To be done:
Give every line of the data again, unchanged, but with no pictures.

Data provided:
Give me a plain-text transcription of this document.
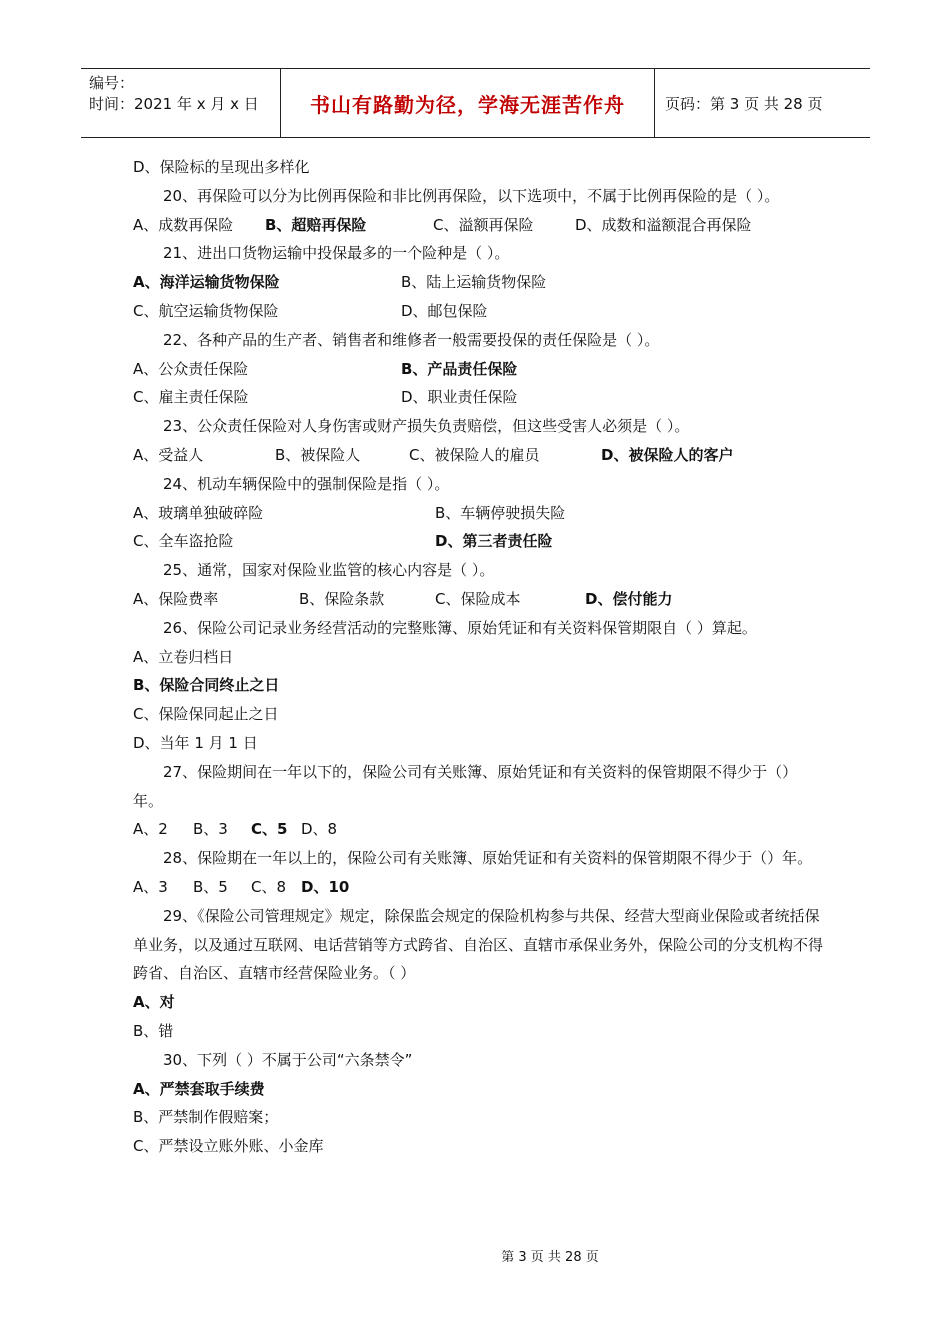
编号：
时间：2021 年 x 月 x 日	书山有路勤为径，学海无涯苦作舟	页码：第 3 页 共 28 页
D、保险标的呈现出多样化
20、再保险可以分为比例再保险和非比例再保险，以下选项中，不属于比例再保险的是（ ）。
A、成数再保险 B、超赔再保险	C、溢额再保险	D、成数和溢额混合再保险
21、进出口货物运输中投保最多的一个险种是（ ）。
A、海洋运输货物保险	B、陆上运输货物保险
C、航空运输货物保险	D、邮包保险
22、各种产品的生产者、销售者和维修者一般需要投保的责任保险是（ ）。
A、公众责任保险	B、产品责任保险
C、雇主责任保险	D、职业责任保险
23、公众责任保险对人身伤害或财产损失负责赔偿，但这些受害人必须是（ ）。
A、受益人	B、被保险人	C、被保险人的雇员	D、被保险人的客户
24、机动车辆保险中的强制保险是指（ ）。
A、玻璃单独破碎险	B、车辆停驶损失险
C、全车盗抢险	D、第三者责任险
25、通常，国家对保险业监管的核心内容是（ ）。
A、保险费率	B、保险条款	C、保险成本	D、偿付能力
26、保险公司记录业务经营活动的完整账簿、原始凭证和有关资料保管期限自（ ）算起。
A、立卷归档日
B、保险合同终止之日
C、保险保同起止之日
D、当年 1 月 1 日
27、保险期间在一年以下的，保险公司有关账簿、原始凭证和有关资料的保管期限不得少于（）年。
A、2 B、3 C、5 D、8
28、保险期在一年以上的，保险公司有关账簿、原始凭证和有关资料的保管期限不得少于（）年。
A、3 B、5 C、8 D、10
29、《保险公司管理规定》规定，除保监会规定的保险机构参与共保、经营大型商业保险或者统括保单业务，以及通过互联网、电话营销等方式跨省、自治区、直辖市承保业务外，保险公司的分支机构不得跨省、自治区、直辖市经营保险业务。（ ）
A、对
B、错
30、下列（ ）不属于公司“六条禁令”
A、严禁套取手续费
B、严禁制作假赔案；
C、严禁设立账外账、小金库
第 3 页 共 28 页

Reply:
Give me a plain-text transcription of this document.
编号：
时间：2021 年 x 月 x 日	书山有路勤为径，学海无涯苦作舟	页码：第 3 页 共 28 页
D、保险标的呈现出多样化
20、再保险可以分为比例再保险和非比例再保险，以下选项中，不属于比例再保险的是（ ）。
A、成数再保险 B、超赔再保险	C、溢额再保险	D、成数和溢额混合再保险
21、进出口货物运输中投保最多的一个险种是（ ）。
A、海洋运输货物保险	B、陆上运输货物保险
C、航空运输货物保险	D、邮包保险
22、各种产品的生产者、销售者和维修者一般需要投保的责任保险是（ ）。
A、公众责任保险	B、产品责任保险
C、雇主责任保险	D、职业责任保险
23、公众责任保险对人身伤害或财产损失负责赔偿，但这些受害人必须是（ ）。
A、受益人	B、被保险人	C、被保险人的雇员	D、被保险人的客户
24、机动车辆保险中的强制保险是指（ ）。
A、玻璃单独破碎险	B、车辆停驶损失险
C、全车盗抢险	D、第三者责任险
25、通常，国家对保险业监管的核心内容是（ ）。
A、保险费率	B、保险条款	C、保险成本	D、偿付能力
26、保险公司记录业务经营活动的完整账簿、原始凭证和有关资料保管期限自（ ）算起。
A、立卷归档日
B、保险合同终止之日
C、保险保同起止之日
D、当年 1 月 1 日
27、保险期间在一年以下的，保险公司有关账簿、原始凭证和有关资料的保管期限不得少于（）年。
A、2 B、3 C、5 D、8
28、保险期在一年以上的，保险公司有关账簿、原始凭证和有关资料的保管期限不得少于（）年。
A、3 B、5 C、8 D、10
29、《保险公司管理规定》规定，除保监会规定的保险机构参与共保、经营大型商业保险或者统括保单业务，以及通过互联网、电话营销等方式跨省、自治区、直辖市承保业务外，保险公司的分支机构不得跨省、自治区、直辖市经营保险业务。（ ）
A、对
B、错
30、下列（ ）不属于公司“六条禁令”
A、严禁套取手续费
B、严禁制作假赔案；
C、严禁设立账外账、小金库
第 3 页 共 28 页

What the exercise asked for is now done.